**BRIEF:** State how many lines contain "TetherUS", and write nothing except that count.

**INFORMATION SUPPLIED:**

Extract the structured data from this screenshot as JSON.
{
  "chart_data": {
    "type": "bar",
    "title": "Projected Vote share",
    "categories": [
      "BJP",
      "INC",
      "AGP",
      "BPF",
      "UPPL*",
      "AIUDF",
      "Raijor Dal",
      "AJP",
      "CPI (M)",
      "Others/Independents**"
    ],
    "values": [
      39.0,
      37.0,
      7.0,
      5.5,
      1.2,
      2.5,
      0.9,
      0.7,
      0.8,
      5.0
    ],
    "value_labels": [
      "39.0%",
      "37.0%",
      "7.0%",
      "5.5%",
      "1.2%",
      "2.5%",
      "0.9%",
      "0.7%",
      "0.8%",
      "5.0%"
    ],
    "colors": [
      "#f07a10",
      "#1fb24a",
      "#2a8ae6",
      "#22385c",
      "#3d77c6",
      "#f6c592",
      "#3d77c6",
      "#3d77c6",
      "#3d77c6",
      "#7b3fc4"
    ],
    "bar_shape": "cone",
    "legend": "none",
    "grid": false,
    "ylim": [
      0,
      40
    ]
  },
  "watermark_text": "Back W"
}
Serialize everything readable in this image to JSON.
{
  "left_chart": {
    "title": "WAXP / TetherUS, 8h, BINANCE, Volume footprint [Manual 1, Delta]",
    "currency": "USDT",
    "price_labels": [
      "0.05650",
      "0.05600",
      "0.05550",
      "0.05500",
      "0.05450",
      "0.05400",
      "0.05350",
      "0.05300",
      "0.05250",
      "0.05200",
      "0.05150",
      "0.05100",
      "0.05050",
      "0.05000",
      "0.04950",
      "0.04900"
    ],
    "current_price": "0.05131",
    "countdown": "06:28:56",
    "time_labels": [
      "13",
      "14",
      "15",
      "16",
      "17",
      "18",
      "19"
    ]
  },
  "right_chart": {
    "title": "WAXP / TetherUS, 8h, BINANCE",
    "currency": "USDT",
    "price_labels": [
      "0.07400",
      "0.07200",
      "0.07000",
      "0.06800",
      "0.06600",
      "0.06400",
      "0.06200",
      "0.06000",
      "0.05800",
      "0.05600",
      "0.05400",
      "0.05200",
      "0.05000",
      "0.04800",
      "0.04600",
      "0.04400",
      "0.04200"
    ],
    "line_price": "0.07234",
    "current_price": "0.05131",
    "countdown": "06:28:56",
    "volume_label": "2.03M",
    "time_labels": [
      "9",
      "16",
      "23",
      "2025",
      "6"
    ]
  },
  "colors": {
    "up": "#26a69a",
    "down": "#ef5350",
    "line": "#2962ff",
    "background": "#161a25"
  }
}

**RESULT OF THIS EXERCISE:** 2